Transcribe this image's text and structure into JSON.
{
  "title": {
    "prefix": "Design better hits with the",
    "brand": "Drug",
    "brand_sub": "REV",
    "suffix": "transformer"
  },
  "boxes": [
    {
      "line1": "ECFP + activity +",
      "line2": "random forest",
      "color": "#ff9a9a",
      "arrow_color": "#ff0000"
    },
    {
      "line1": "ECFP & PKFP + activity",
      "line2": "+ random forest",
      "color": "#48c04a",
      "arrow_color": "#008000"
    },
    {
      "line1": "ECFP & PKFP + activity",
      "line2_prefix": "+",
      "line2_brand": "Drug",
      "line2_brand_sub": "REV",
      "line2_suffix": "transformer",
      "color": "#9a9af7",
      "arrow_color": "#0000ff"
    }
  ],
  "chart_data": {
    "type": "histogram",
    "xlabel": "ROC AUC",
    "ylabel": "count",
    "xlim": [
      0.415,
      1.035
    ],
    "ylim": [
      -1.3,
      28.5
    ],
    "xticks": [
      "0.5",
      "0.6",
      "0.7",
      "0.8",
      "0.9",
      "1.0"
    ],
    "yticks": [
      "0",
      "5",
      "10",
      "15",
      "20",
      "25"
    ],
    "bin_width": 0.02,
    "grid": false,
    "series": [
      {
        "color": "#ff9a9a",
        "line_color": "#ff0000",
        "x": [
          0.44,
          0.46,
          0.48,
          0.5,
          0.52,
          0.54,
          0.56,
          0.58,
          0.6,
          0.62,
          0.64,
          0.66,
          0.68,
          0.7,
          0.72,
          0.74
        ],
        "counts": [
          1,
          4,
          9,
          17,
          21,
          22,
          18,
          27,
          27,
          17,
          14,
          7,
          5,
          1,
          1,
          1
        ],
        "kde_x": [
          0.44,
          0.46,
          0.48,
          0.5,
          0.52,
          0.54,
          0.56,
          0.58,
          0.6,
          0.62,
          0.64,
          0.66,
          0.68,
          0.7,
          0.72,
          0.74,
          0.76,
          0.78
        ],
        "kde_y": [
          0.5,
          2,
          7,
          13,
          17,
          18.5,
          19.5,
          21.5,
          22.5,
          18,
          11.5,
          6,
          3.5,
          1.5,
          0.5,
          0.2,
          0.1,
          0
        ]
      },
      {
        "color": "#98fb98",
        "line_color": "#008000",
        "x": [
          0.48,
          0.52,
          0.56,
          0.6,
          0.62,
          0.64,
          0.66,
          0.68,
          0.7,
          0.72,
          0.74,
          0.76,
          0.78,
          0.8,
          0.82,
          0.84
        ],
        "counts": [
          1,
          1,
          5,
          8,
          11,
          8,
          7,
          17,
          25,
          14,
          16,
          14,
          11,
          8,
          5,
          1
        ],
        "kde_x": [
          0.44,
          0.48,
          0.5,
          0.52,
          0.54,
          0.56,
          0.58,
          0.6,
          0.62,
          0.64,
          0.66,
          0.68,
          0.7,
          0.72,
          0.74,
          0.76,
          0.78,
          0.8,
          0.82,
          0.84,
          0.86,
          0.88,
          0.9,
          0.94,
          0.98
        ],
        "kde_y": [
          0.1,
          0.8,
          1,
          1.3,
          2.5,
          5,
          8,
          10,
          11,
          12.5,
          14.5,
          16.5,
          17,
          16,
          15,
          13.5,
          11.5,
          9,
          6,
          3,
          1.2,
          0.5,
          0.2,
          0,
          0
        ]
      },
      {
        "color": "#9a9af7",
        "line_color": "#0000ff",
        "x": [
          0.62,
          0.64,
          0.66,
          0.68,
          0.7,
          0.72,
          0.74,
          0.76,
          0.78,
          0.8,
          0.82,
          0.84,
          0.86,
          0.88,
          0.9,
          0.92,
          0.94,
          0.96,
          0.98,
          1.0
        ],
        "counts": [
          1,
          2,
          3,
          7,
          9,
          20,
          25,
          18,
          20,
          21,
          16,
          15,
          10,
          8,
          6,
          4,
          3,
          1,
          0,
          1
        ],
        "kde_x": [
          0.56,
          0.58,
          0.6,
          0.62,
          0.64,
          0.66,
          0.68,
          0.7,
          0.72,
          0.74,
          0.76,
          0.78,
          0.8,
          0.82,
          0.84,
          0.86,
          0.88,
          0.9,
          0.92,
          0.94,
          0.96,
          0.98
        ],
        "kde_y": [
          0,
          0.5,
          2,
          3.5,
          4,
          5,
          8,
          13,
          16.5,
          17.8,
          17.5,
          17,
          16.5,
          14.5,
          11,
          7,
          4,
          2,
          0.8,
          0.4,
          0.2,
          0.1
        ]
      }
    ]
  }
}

★ ★ ★

Task brief: The entries above must be returned exactly.

Complete response:
Transcribe this image's text and structure into JSON.
{
  "title": {
    "prefix": "Design better hits with the",
    "brand": "Drug",
    "brand_sub": "REV",
    "suffix": "transformer"
  },
  "boxes": [
    {
      "line1": "ECFP + activity +",
      "line2": "random forest",
      "color": "#ff9a9a",
      "arrow_color": "#ff0000"
    },
    {
      "line1": "ECFP & PKFP + activity",
      "line2": "+ random forest",
      "color": "#48c04a",
      "arrow_color": "#008000"
    },
    {
      "line1": "ECFP & PKFP + activity",
      "line2_prefix": "+",
      "line2_brand": "Drug",
      "line2_brand_sub": "REV",
      "line2_suffix": "transformer",
      "color": "#9a9af7",
      "arrow_color": "#0000ff"
    }
  ],
  "chart_data": {
    "type": "histogram",
    "xlabel": "ROC AUC",
    "ylabel": "count",
    "xlim": [
      0.415,
      1.035
    ],
    "ylim": [
      -1.3,
      28.5
    ],
    "xticks": [
      "0.5",
      "0.6",
      "0.7",
      "0.8",
      "0.9",
      "1.0"
    ],
    "yticks": [
      "0",
      "5",
      "10",
      "15",
      "20",
      "25"
    ],
    "bin_width": 0.02,
    "grid": false,
    "series": [
      {
        "color": "#ff9a9a",
        "line_color": "#ff0000",
        "x": [
          0.44,
          0.46,
          0.48,
          0.5,
          0.52,
          0.54,
          0.56,
          0.58,
          0.6,
          0.62,
          0.64,
          0.66,
          0.68,
          0.7,
          0.72,
          0.74
        ],
        "counts": [
          1,
          4,
          9,
          17,
          21,
          22,
          18,
          27,
          27,
          17,
          14,
          7,
          5,
          1,
          1,
          1
        ],
        "kde_x": [
          0.44,
          0.46,
          0.48,
          0.5,
          0.52,
          0.54,
          0.56,
          0.58,
          0.6,
          0.62,
          0.64,
          0.66,
          0.68,
          0.7,
          0.72,
          0.74,
          0.76,
          0.78
        ],
        "kde_y": [
          0.5,
          2,
          7,
          13,
          17,
          18.5,
          19.5,
          21.5,
          22.5,
          18,
          11.5,
          6,
          3.5,
          1.5,
          0.5,
          0.2,
          0.1,
          0
        ]
      },
      {
        "color": "#98fb98",
        "line_color": "#008000",
        "x": [
          0.48,
          0.52,
          0.56,
          0.6,
          0.62,
          0.64,
          0.66,
          0.68,
          0.7,
          0.72,
          0.74,
          0.76,
          0.78,
          0.8,
          0.82,
          0.84
        ],
        "counts": [
          1,
          1,
          5,
          8,
          11,
          8,
          7,
          17,
          25,
          14,
          16,
          14,
          11,
          8,
          5,
          1
        ],
        "kde_x": [
          0.44,
          0.48,
          0.5,
          0.52,
          0.54,
          0.56,
          0.58,
          0.6,
          0.62,
          0.64,
          0.66,
          0.68,
          0.7,
          0.72,
          0.74,
          0.76,
          0.78,
          0.8,
          0.82,
          0.84,
          0.86,
          0.88,
          0.9,
          0.94,
          0.98
        ],
        "kde_y": [
          0.1,
          0.8,
          1,
          1.3,
          2.5,
          5,
          8,
          10,
          11,
          12.5,
          14.5,
          16.5,
          17,
          16,
          15,
          13.5,
          11.5,
          9,
          6,
          3,
          1.2,
          0.5,
          0.2,
          0,
          0
        ]
      },
      {
        "color": "#9a9af7",
        "line_color": "#0000ff",
        "x": [
          0.62,
          0.64,
          0.66,
          0.68,
          0.7,
          0.72,
          0.74,
          0.76,
          0.78,
          0.8,
          0.82,
          0.84,
          0.86,
          0.88,
          0.9,
          0.92,
          0.94,
          0.96,
          0.98,
          1.0
        ],
        "counts": [
          1,
          2,
          3,
          7,
          9,
          20,
          25,
          18,
          20,
          21,
          16,
          15,
          10,
          8,
          6,
          4,
          3,
          1,
          0,
          1
        ],
        "kde_x": [
          0.56,
          0.58,
          0.6,
          0.62,
          0.64,
          0.66,
          0.68,
          0.7,
          0.72,
          0.74,
          0.76,
          0.78,
          0.8,
          0.82,
          0.84,
          0.86,
          0.88,
          0.9,
          0.92,
          0.94,
          0.96,
          0.98
        ],
        "kde_y": [
          0,
          0.5,
          2,
          3.5,
          4,
          5,
          8,
          13,
          16.5,
          17.8,
          17.5,
          17,
          16.5,
          14.5,
          11,
          7,
          4,
          2,
          0.8,
          0.4,
          0.2,
          0.1
        ]
      }
    ]
  }
}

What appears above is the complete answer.